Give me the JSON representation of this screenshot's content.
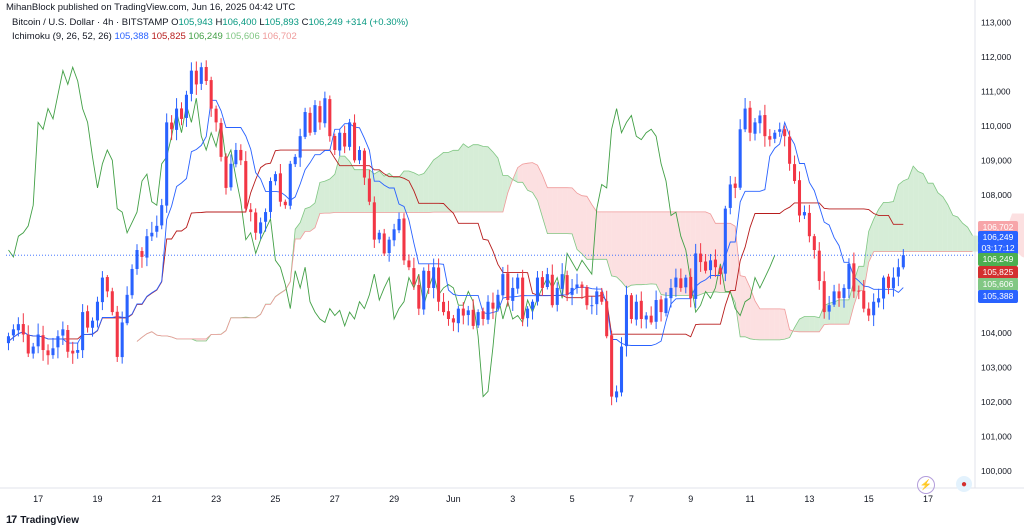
{
  "publisher_line": "MihanBlock published on TradingView.com, Jun 16, 2025 04:42 UTC",
  "legend": {
    "symbol": "Bitcoin / U.S. Dollar · 4h · BITSTAMP",
    "o_label": "O",
    "o": "105,943",
    "h_label": "H",
    "h": "106,400",
    "l_label": "L",
    "l": "105,893",
    "c_label": "C",
    "c": "106,249",
    "change": "+314 (+0.30%)",
    "indicator": "Ichimoku (9, 26, 52, 26)",
    "ind_values": [
      "105,388",
      "105,825",
      "106,249",
      "105,606",
      "106,702"
    ]
  },
  "brand": "TradingView",
  "badges": [
    {
      "text": "106,702",
      "color": "#f7a5a9"
    },
    {
      "text": "106,249",
      "color": "#2962ff"
    },
    {
      "text": "03:17:12",
      "color": "#2962ff"
    },
    {
      "text": "106,249",
      "color": "#4caf50"
    },
    {
      "text": "105,825",
      "color": "#d32f2f"
    },
    {
      "text": "105,606",
      "color": "#81c784"
    },
    {
      "text": "105,388",
      "color": "#2962ff"
    }
  ],
  "colors": {
    "up": "#2962ff",
    "down": "#f23645",
    "conversion": "#2962ff",
    "base": "#b71c1c",
    "lagging": "#43a047",
    "cloud_bull": "#a5d6a7",
    "cloud_bear": "#f8bbbc"
  },
  "chart_data": {
    "type": "candlestick",
    "title": "Bitcoin / U.S. Dollar · 4h · BITSTAMP",
    "y_ticks": [
      100000,
      101000,
      102000,
      103000,
      104000,
      105000,
      106000,
      107000,
      108000,
      109000,
      110000,
      111000,
      112000,
      113000
    ],
    "y_tick_labels": [
      "100,000",
      "101,000",
      "102,000",
      "103,000",
      "104,000",
      "105,000",
      "106,000",
      "107,000",
      "108,000",
      "109,000",
      "110,000",
      "111,000",
      "112,000",
      "113,000"
    ],
    "ylim": [
      99500,
      113300
    ],
    "x_tick_labels": [
      "17",
      "19",
      "21",
      "23",
      "25",
      "27",
      "29",
      "Jun",
      "3",
      "5",
      "7",
      "9",
      "11",
      "13",
      "15",
      "17"
    ],
    "x_tick_index": [
      6,
      18,
      30,
      42,
      54,
      66,
      78,
      90,
      102,
      114,
      126,
      138,
      150,
      162,
      174,
      186
    ],
    "closes": [
      103900,
      104100,
      104250,
      103950,
      103400,
      103600,
      103950,
      103500,
      103350,
      103550,
      103900,
      104100,
      103450,
      103400,
      103500,
      104600,
      104150,
      104350,
      104900,
      105600,
      105200,
      104600,
      103300,
      104300,
      105100,
      105850,
      106400,
      106200,
      106800,
      106900,
      107100,
      107700,
      110100,
      109900,
      110500,
      110200,
      110900,
      111600,
      111200,
      111700,
      111300,
      110500,
      110100,
      109100,
      108200,
      108900,
      109300,
      109000,
      107600,
      107500,
      106900,
      107200,
      107500,
      108400,
      108600,
      107800,
      107700,
      108900,
      109100,
      109700,
      110400,
      109800,
      110600,
      110100,
      110800,
      109700,
      109300,
      109800,
      109400,
      110100,
      109000,
      109300,
      108500,
      107800,
      106700,
      106900,
      106300,
      106700,
      107000,
      107300,
      106100,
      105900,
      105400,
      104700,
      105800,
      105300,
      105900,
      104900,
      104600,
      104400,
      104300,
      104700,
      104500,
      104650,
      104200,
      104600,
      104400,
      104900,
      104700,
      105100,
      105700,
      104950,
      105300,
      105600,
      104400,
      104700,
      104900,
      105600,
      105300,
      105700,
      104800,
      105300,
      105700,
      105100,
      105300,
      105400,
      105300,
      104800,
      104800,
      105200,
      104900,
      103900,
      102150,
      102300,
      103600,
      105100,
      104400,
      104900,
      104400,
      104500,
      104300,
      104950,
      104600,
      105000,
      105300,
      105600,
      105300,
      105600,
      105000,
      106300,
      106050,
      105800,
      106100,
      105900,
      105700,
      107600,
      108300,
      108200,
      109900,
      110500,
      109800,
      110100,
      110300,
      109700,
      109600,
      109800,
      109900,
      109700,
      108900,
      108400,
      107400,
      107500,
      106800,
      106400,
      105500,
      104600,
      104800,
      105200,
      105000,
      105300,
      106000,
      105200,
      105200,
      104700,
      104500,
      104900,
      105000,
      105600,
      105300,
      105600,
      105900,
      106249
    ],
    "ichimoku": {
      "conversion": "computed_from_candles_9",
      "base": "computed_from_candles_26",
      "span_a": "computed",
      "span_b": "computed_from_candles_52",
      "lagging": "close_shifted_-26"
    }
  }
}
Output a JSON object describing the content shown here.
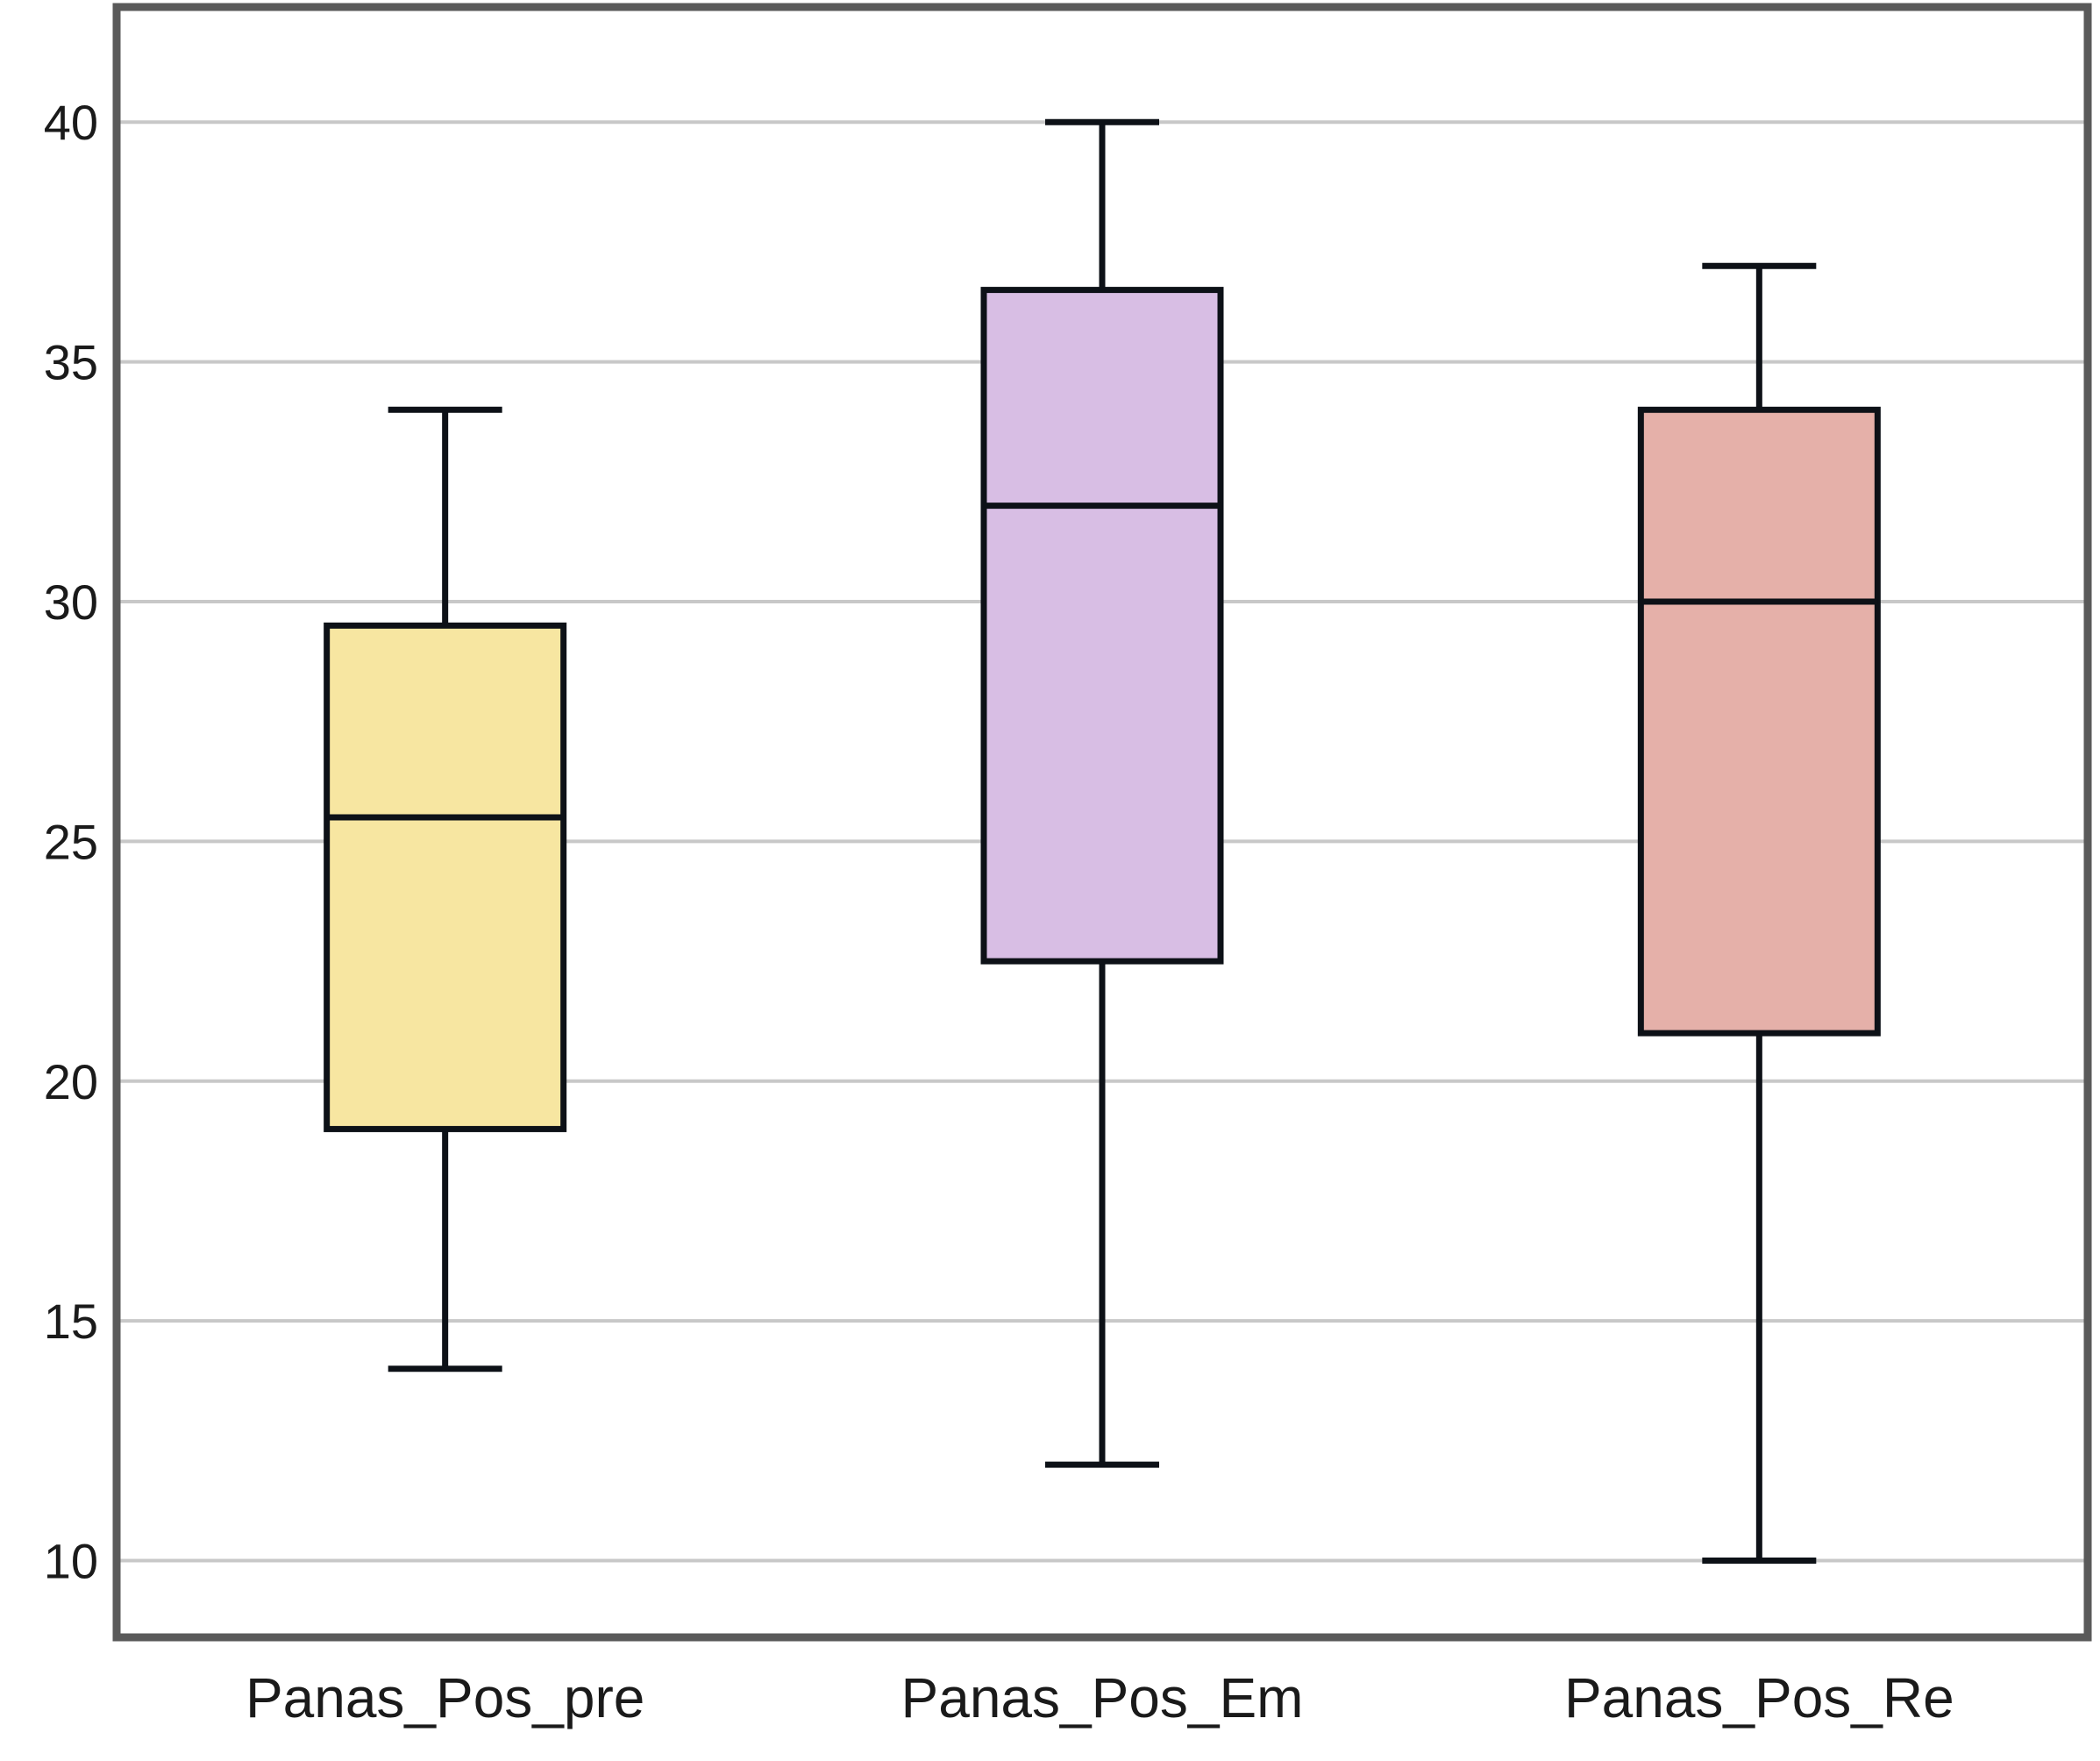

*YOUR INSTRUCTIONS*:
Extract every line of the data exactly; pictures stay out.

*TASK RESULT*:
Give me the JSON representation of this screenshot's content.
{
  "publisher_line": "MihanBlock published on TradingView.com, Jun 16, 2025 04:42 UTC",
  "legend": {
    "symbol": "Bitcoin / U.S. Dollar · 4h · BITSTAMP",
    "o_label": "O",
    "o": "105,943",
    "h_label": "H",
    "h": "106,400",
    "l_label": "L",
    "l": "105,893",
    "c_label": "C",
    "c": "106,249",
    "change": "+314 (+0.30%)",
    "indicator": "Ichimoku (9, 26, 52, 26)",
    "ind_values": [
      "105,388",
      "105,825",
      "106,249",
      "105,606",
      "106,702"
    ]
  },
  "brand": "TradingView",
  "badges": [
    {
      "text": "106,702",
      "color": "#f7a5a9"
    },
    {
      "text": "106,249",
      "color": "#2962ff"
    },
    {
      "text": "03:17:12",
      "color": "#2962ff"
    },
    {
      "text": "106,249",
      "color": "#4caf50"
    },
    {
      "text": "105,825",
      "color": "#d32f2f"
    },
    {
      "text": "105,606",
      "color": "#81c784"
    },
    {
      "text": "105,388",
      "color": "#2962ff"
    }
  ],
  "colors": {
    "up": "#2962ff",
    "down": "#f23645",
    "conversion": "#2962ff",
    "base": "#b71c1c",
    "lagging": "#43a047",
    "cloud_bull": "#a5d6a7",
    "cloud_bear": "#f8bbbc"
  },
  "chart_data": {
    "type": "candlestick",
    "title": "Bitcoin / U.S. Dollar · 4h · BITSTAMP",
    "y_ticks": [
      100000,
      101000,
      102000,
      103000,
      104000,
      105000,
      106000,
      107000,
      108000,
      109000,
      110000,
      111000,
      112000,
      113000
    ],
    "y_tick_labels": [
      "100,000",
      "101,000",
      "102,000",
      "103,000",
      "104,000",
      "105,000",
      "106,000",
      "107,000",
      "108,000",
      "109,000",
      "110,000",
      "111,000",
      "112,000",
      "113,000"
    ],
    "ylim": [
      99500,
      113300
    ],
    "x_tick_labels": [
      "17",
      "19",
      "21",
      "23",
      "25",
      "27",
      "29",
      "Jun",
      "3",
      "5",
      "7",
      "9",
      "11",
      "13",
      "15",
      "17"
    ],
    "x_tick_index": [
      6,
      18,
      30,
      42,
      54,
      66,
      78,
      90,
      102,
      114,
      126,
      138,
      150,
      162,
      174,
      186
    ],
    "closes": [
      103900,
      104100,
      104250,
      103950,
      103400,
      103600,
      103950,
      103500,
      103350,
      103550,
      103900,
      104100,
      103450,
      103400,
      103500,
      104600,
      104150,
      104350,
      104900,
      105600,
      105200,
      104600,
      103300,
      104300,
      105100,
      105850,
      106400,
      106200,
      106800,
      106900,
      107100,
      107700,
      110100,
      109900,
      110500,
      110200,
      110900,
      111600,
      111200,
      111700,
      111300,
      110500,
      110100,
      109100,
      108200,
      108900,
      109300,
      109000,
      107600,
      107500,
      106900,
      107200,
      107500,
      108400,
      108600,
      107800,
      107700,
      108900,
      109100,
      109700,
      110400,
      109800,
      110600,
      110100,
      110800,
      109700,
      109300,
      109800,
      109400,
      110100,
      109000,
      109300,
      108500,
      107800,
      106700,
      106900,
      106300,
      106700,
      107000,
      107300,
      106100,
      105900,
      105400,
      104700,
      105800,
      105300,
      105900,
      104900,
      104600,
      104400,
      104300,
      104700,
      104500,
      104650,
      104200,
      104600,
      104400,
      104900,
      104700,
      105100,
      105700,
      104950,
      105300,
      105600,
      104400,
      104700,
      104900,
      105600,
      105300,
      105700,
      104800,
      105300,
      105700,
      105100,
      105300,
      105400,
      105300,
      104800,
      104800,
      105200,
      104900,
      103900,
      102150,
      102300,
      103600,
      105100,
      104400,
      104900,
      104400,
      104500,
      104300,
      104950,
      104600,
      105000,
      105300,
      105600,
      105300,
      105600,
      105000,
      106300,
      106050,
      105800,
      106100,
      105900,
      105700,
      107600,
      108300,
      108200,
      109900,
      110500,
      109800,
      110100,
      110300,
      109700,
      109600,
      109800,
      109900,
      109700,
      108900,
      108400,
      107400,
      107500,
      106800,
      106400,
      105500,
      104600,
      104800,
      105200,
      105000,
      105300,
      106000,
      105200,
      105200,
      104700,
      104500,
      104900,
      105000,
      105600,
      105300,
      105600,
      105900,
      106249
    ],
    "ichimoku": {
      "conversion": "computed_from_candles_9",
      "base": "computed_from_candles_26",
      "span_a": "computed",
      "span_b": "computed_from_candles_52",
      "lagging": "close_shifted_-26"
    }
  }
}
Output a JSON object describing the content shown here.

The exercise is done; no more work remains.